• **What you should do**:
In the entries that follow, find the word "close" and report each line it is on.
++++++
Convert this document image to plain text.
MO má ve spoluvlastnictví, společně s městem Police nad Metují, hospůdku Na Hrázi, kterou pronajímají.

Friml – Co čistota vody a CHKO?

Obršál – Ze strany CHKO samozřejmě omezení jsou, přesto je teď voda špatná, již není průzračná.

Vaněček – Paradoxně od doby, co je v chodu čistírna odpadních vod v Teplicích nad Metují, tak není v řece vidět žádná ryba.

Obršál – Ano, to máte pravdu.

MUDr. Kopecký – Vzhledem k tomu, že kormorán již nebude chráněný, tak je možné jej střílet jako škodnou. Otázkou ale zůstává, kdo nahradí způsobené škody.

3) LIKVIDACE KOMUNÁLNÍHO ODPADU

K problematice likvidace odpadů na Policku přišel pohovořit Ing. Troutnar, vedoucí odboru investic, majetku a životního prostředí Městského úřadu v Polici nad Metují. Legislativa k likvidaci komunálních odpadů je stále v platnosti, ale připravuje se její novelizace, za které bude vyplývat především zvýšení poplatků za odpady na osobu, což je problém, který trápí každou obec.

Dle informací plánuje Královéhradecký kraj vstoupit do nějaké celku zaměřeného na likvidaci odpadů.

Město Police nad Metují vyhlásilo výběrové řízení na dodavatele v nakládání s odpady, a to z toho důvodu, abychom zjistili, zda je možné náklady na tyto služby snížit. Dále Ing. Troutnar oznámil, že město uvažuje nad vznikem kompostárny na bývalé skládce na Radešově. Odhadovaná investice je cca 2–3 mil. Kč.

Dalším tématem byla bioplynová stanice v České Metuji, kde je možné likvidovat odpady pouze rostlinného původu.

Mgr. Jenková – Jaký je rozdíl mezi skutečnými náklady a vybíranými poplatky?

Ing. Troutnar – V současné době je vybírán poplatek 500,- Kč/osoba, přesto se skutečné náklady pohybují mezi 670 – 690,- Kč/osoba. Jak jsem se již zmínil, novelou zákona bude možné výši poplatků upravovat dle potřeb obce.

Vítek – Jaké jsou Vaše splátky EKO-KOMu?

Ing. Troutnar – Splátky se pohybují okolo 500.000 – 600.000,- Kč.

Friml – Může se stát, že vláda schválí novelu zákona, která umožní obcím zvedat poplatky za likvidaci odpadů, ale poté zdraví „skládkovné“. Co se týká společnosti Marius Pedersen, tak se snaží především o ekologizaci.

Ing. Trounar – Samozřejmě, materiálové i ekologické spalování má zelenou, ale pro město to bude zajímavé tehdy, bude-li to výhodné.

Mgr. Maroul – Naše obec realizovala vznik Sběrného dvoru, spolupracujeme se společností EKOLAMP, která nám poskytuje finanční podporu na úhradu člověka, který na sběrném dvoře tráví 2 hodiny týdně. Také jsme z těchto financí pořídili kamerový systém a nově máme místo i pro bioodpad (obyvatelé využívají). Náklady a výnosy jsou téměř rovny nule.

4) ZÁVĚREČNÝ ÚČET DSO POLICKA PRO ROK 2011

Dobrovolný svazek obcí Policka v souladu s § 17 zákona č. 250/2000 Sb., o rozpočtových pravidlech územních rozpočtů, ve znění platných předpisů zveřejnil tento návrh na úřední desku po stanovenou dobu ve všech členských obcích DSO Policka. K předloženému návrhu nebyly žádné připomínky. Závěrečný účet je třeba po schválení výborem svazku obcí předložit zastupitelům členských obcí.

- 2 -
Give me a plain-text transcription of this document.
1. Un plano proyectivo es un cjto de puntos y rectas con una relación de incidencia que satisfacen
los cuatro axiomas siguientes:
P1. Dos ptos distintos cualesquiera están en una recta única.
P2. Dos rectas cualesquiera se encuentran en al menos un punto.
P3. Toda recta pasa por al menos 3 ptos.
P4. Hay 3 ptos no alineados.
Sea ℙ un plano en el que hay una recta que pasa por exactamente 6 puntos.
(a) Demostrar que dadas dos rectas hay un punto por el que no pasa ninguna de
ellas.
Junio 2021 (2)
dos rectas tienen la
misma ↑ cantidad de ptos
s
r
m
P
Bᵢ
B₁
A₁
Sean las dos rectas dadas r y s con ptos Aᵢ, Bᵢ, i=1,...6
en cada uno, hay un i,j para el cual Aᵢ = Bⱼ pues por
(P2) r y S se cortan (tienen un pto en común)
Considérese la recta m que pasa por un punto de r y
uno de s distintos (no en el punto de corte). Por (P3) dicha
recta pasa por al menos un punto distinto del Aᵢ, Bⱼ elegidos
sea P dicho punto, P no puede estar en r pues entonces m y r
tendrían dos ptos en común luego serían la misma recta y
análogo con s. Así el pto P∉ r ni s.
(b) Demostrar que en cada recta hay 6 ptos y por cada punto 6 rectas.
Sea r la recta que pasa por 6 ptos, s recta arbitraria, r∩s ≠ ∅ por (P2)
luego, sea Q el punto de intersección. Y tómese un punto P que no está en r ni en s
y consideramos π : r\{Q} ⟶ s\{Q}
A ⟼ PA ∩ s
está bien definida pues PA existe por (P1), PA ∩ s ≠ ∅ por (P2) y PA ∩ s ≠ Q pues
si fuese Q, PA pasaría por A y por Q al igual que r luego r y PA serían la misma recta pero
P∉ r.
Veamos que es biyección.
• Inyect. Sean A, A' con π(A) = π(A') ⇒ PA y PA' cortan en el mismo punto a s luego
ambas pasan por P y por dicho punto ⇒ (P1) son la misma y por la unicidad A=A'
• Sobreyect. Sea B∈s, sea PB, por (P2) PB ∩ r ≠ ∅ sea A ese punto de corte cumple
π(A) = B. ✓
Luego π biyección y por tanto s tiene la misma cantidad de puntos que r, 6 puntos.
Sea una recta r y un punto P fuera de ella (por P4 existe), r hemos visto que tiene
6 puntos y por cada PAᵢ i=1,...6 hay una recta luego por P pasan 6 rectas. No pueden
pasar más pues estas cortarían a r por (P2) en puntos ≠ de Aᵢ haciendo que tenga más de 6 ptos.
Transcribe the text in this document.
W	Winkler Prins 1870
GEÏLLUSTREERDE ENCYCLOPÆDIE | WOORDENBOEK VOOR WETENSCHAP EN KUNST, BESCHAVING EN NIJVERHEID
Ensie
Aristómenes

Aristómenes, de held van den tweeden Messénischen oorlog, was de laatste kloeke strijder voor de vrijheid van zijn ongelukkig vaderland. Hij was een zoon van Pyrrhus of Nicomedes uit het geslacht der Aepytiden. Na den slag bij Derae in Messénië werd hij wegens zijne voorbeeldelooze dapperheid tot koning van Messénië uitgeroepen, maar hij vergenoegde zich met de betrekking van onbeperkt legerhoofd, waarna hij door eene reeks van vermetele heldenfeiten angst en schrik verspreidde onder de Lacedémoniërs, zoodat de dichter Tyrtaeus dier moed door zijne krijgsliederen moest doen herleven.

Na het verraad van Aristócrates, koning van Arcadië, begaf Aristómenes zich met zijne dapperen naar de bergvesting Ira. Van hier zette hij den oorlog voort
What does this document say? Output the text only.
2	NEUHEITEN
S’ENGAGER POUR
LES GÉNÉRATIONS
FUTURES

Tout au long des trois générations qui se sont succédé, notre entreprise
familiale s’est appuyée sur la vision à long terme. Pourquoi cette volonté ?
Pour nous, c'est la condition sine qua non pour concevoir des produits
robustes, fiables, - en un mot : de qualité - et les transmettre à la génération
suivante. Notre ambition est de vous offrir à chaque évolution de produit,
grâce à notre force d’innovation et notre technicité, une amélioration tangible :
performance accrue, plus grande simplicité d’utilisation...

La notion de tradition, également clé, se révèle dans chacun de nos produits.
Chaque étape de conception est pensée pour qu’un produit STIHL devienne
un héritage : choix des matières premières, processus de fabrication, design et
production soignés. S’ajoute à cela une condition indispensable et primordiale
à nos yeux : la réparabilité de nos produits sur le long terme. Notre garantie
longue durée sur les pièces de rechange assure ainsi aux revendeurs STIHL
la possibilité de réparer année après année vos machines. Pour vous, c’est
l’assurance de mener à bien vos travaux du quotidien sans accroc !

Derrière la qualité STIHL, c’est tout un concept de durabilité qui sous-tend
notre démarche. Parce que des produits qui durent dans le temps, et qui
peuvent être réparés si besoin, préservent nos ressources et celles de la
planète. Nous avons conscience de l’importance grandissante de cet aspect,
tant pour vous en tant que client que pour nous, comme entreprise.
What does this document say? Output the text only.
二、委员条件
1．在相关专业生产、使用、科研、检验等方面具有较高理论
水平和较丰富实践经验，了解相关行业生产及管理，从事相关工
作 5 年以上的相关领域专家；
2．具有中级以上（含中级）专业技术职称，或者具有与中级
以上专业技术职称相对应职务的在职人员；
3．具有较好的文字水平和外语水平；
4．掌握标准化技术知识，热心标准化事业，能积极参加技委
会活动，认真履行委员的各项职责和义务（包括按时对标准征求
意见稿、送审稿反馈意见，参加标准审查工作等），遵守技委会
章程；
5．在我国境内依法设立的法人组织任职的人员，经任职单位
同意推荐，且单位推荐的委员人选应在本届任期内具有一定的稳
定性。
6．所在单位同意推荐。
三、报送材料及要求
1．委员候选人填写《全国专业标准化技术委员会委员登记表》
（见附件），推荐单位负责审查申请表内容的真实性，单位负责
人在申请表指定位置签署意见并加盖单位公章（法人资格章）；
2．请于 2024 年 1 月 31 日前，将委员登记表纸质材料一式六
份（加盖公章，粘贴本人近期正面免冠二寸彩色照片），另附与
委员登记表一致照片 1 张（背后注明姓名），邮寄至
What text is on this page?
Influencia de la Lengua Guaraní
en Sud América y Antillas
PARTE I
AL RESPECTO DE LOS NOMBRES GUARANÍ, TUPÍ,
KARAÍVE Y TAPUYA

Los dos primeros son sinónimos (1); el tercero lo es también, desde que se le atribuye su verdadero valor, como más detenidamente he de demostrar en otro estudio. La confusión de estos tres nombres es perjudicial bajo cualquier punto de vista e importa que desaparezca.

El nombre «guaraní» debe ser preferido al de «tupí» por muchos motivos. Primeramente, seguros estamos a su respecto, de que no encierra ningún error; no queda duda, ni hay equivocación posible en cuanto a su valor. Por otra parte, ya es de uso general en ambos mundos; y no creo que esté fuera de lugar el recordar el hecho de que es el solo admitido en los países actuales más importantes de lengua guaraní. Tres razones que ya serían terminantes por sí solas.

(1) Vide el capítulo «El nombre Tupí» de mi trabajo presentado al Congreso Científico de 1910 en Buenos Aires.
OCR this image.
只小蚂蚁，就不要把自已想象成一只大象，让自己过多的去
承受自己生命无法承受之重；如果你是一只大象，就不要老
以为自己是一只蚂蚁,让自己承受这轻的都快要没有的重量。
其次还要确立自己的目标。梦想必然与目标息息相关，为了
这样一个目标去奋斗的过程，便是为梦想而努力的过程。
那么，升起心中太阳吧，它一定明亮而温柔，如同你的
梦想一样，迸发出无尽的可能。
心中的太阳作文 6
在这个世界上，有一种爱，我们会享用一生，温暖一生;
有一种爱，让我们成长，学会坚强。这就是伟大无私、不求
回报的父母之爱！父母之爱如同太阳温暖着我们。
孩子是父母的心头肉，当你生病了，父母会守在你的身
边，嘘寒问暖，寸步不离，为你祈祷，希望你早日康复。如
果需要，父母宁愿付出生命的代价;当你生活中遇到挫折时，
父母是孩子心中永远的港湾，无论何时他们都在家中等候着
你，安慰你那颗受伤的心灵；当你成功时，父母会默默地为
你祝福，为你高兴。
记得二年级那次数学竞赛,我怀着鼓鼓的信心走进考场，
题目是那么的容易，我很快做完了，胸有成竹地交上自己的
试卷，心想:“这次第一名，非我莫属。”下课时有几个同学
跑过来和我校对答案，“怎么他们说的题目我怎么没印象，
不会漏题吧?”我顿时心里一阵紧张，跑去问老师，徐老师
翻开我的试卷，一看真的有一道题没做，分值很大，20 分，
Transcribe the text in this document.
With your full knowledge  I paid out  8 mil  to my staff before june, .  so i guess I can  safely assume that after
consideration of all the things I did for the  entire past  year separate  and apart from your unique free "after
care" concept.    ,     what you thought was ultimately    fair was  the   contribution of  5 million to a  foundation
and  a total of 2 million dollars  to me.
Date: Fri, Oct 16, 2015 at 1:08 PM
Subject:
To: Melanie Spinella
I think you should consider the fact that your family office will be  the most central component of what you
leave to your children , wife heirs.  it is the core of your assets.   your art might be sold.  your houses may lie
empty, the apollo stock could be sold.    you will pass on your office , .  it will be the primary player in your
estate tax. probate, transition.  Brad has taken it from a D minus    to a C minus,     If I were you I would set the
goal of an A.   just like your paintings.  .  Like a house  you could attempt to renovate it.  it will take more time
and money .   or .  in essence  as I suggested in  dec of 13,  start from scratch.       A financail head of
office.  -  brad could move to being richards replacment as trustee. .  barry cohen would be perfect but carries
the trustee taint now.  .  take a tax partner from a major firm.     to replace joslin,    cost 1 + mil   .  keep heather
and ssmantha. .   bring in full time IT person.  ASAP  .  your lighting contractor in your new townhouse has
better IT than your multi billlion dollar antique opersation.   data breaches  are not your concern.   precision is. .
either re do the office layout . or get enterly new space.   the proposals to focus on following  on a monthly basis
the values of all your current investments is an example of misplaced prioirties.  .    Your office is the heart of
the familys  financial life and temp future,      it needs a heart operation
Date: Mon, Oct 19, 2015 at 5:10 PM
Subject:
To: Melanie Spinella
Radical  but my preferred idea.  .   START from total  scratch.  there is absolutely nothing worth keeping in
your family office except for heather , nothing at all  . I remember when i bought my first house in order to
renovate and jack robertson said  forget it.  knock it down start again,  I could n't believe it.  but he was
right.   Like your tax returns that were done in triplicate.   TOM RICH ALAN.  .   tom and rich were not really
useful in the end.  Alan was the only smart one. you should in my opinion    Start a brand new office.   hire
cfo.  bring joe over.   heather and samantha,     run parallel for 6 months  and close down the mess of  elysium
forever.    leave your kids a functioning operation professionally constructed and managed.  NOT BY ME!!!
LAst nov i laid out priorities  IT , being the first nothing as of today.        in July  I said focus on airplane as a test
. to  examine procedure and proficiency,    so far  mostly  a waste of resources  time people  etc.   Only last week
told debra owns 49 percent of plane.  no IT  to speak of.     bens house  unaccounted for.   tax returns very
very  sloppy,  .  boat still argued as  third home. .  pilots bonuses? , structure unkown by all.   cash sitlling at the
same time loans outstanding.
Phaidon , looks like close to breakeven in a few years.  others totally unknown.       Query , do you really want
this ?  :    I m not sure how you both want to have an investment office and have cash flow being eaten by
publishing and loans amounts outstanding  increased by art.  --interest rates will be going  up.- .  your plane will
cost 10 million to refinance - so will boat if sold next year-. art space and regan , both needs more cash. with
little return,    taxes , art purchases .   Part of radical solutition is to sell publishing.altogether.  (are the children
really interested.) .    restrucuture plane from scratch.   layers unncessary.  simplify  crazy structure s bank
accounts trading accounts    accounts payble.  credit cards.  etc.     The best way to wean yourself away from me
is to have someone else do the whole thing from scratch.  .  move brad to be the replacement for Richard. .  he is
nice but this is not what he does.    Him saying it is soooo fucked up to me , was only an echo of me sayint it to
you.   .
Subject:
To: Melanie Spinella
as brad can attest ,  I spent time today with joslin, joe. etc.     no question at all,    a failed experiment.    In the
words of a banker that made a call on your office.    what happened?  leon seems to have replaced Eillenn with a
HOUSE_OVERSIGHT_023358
++++++
• **Solution for this problem**:
cfo.  bring joe over.   heather and samantha,     run parallel for 6 months  and close down the mess of  elysium
Phaidon , looks like close to breakeven in a few years.  others totally unknown.       Query , do you really want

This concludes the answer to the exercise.